# [YOUR TASK]
Under this task are some entries; return every one of them exactly.

# [DATASET ROWS]
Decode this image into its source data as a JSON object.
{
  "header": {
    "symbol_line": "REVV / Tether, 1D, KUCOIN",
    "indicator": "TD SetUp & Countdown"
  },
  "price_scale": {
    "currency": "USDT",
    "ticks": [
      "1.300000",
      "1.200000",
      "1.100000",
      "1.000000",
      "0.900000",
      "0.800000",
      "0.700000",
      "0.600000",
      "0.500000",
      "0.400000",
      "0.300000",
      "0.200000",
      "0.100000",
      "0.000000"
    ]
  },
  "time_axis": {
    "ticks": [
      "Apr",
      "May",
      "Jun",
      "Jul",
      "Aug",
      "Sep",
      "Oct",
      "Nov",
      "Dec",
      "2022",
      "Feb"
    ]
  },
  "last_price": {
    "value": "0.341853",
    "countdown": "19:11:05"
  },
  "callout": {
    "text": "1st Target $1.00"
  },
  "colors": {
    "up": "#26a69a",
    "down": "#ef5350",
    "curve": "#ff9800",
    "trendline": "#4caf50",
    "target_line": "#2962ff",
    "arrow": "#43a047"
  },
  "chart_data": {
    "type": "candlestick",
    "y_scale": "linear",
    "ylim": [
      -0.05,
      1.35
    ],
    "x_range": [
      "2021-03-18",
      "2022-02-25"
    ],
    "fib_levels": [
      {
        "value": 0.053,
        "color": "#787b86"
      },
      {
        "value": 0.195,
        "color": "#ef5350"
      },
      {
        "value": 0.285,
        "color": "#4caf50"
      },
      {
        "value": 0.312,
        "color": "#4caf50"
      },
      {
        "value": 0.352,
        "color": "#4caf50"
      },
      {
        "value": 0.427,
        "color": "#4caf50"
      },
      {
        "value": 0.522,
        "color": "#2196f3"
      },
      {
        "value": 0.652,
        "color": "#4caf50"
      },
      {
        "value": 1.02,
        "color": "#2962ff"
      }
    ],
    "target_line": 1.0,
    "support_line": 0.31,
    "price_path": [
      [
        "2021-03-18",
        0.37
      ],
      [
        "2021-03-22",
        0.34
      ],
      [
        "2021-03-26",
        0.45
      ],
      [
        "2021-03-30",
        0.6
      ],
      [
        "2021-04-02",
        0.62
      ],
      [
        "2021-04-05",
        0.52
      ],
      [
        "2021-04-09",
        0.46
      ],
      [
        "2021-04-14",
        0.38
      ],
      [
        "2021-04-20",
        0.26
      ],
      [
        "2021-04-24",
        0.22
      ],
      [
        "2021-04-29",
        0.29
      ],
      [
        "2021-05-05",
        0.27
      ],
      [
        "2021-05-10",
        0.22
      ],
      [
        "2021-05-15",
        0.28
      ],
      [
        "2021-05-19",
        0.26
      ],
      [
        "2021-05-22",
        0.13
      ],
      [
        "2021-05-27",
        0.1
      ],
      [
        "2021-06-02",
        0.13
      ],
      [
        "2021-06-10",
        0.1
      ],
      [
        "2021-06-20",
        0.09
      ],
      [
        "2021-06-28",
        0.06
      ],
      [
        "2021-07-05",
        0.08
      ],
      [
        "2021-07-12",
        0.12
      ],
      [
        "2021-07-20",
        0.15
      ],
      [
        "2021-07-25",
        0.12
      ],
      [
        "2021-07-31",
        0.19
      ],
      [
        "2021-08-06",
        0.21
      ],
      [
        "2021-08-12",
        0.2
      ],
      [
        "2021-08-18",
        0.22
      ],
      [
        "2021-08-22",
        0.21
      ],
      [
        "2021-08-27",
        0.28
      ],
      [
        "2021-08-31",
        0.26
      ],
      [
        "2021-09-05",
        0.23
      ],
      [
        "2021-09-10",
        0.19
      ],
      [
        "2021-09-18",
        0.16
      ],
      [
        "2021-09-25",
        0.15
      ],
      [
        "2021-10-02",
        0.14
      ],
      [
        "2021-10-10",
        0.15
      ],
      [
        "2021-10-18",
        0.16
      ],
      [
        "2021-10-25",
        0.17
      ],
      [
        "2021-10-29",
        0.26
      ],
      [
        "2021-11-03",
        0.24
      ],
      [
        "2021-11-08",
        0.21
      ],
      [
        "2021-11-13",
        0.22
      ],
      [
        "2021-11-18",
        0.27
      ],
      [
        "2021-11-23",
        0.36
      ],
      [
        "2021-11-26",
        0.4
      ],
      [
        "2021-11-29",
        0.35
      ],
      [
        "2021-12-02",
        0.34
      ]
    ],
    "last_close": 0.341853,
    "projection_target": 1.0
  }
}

# [THE REPLY]
Decode this image into its source data as a JSON object.
{
  "header": {
    "symbol_line": "REVV / Tether, 1D, KUCOIN",
    "indicator": "TD SetUp & Countdown"
  },
  "price_scale": {
    "currency": "USDT",
    "ticks": [
      "1.300000",
      "1.200000",
      "1.100000",
      "1.000000",
      "0.900000",
      "0.800000",
      "0.700000",
      "0.600000",
      "0.500000",
      "0.400000",
      "0.300000",
      "0.200000",
      "0.100000",
      "0.000000"
    ]
  },
  "time_axis": {
    "ticks": [
      "Apr",
      "May",
      "Jun",
      "Jul",
      "Aug",
      "Sep",
      "Oct",
      "Nov",
      "Dec",
      "2022",
      "Feb"
    ]
  },
  "last_price": {
    "value": "0.341853",
    "countdown": "19:11:05"
  },
  "callout": {
    "text": "1st Target $1.00"
  },
  "colors": {
    "up": "#26a69a",
    "down": "#ef5350",
    "curve": "#ff9800",
    "trendline": "#4caf50",
    "target_line": "#2962ff",
    "arrow": "#43a047"
  },
  "chart_data": {
    "type": "candlestick",
    "y_scale": "linear",
    "ylim": [
      -0.05,
      1.35
    ],
    "x_range": [
      "2021-03-18",
      "2022-02-25"
    ],
    "fib_levels": [
      {
        "value": 0.053,
        "color": "#787b86"
      },
      {
        "value": 0.195,
        "color": "#ef5350"
      },
      {
        "value": 0.285,
        "color": "#4caf50"
      },
      {
        "value": 0.312,
        "color": "#4caf50"
      },
      {
        "value": 0.352,
        "color": "#4caf50"
      },
      {
        "value": 0.427,
        "color": "#4caf50"
      },
      {
        "value": 0.522,
        "color": "#2196f3"
      },
      {
        "value": 0.652,
        "color": "#4caf50"
      },
      {
        "value": 1.02,
        "color": "#2962ff"
      }
    ],
    "target_line": 1.0,
    "support_line": 0.31,
    "price_path": [
      [
        "2021-03-18",
        0.37
      ],
      [
        "2021-03-22",
        0.34
      ],
      [
        "2021-03-26",
        0.45
      ],
      [
        "2021-03-30",
        0.6
      ],
      [
        "2021-04-02",
        0.62
      ],
      [
        "2021-04-05",
        0.52
      ],
      [
        "2021-04-09",
        0.46
      ],
      [
        "2021-04-14",
        0.38
      ],
      [
        "2021-04-20",
        0.26
      ],
      [
        "2021-04-24",
        0.22
      ],
      [
        "2021-04-29",
        0.29
      ],
      [
        "2021-05-05",
        0.27
      ],
      [
        "2021-05-10",
        0.22
      ],
      [
        "2021-05-15",
        0.28
      ],
      [
        "2021-05-19",
        0.26
      ],
      [
        "2021-05-22",
        0.13
      ],
      [
        "2021-05-27",
        0.1
      ],
      [
        "2021-06-02",
        0.13
      ],
      [
        "2021-06-10",
        0.1
      ],
      [
        "2021-06-20",
        0.09
      ],
      [
        "2021-06-28",
        0.06
      ],
      [
        "2021-07-05",
        0.08
      ],
      [
        "2021-07-12",
        0.12
      ],
      [
        "2021-07-20",
        0.15
      ],
      [
        "2021-07-25",
        0.12
      ],
      [
        "2021-07-31",
        0.19
      ],
      [
        "2021-08-06",
        0.21
      ],
      [
        "2021-08-12",
        0.2
      ],
      [
        "2021-08-18",
        0.22
      ],
      [
        "2021-08-22",
        0.21
      ],
      [
        "2021-08-27",
        0.28
      ],
      [
        "2021-08-31",
        0.26
      ],
      [
        "2021-09-05",
        0.23
      ],
      [
        "2021-09-10",
        0.19
      ],
      [
        "2021-09-18",
        0.16
      ],
      [
        "2021-09-25",
        0.15
      ],
      [
        "2021-10-02",
        0.14
      ],
      [
        "2021-10-10",
        0.15
      ],
      [
        "2021-10-18",
        0.16
      ],
      [
        "2021-10-25",
        0.17
      ],
      [
        "2021-10-29",
        0.26
      ],
      [
        "2021-11-03",
        0.24
      ],
      [
        "2021-11-08",
        0.21
      ],
      [
        "2021-11-13",
        0.22
      ],
      [
        "2021-11-18",
        0.27
      ],
      [
        "2021-11-23",
        0.36
      ],
      [
        "2021-11-26",
        0.4
      ],
      [
        "2021-11-29",
        0.35
      ],
      [
        "2021-12-02",
        0.34
      ]
    ],
    "last_close": 0.341853,
    "projection_target": 1.0
  }
}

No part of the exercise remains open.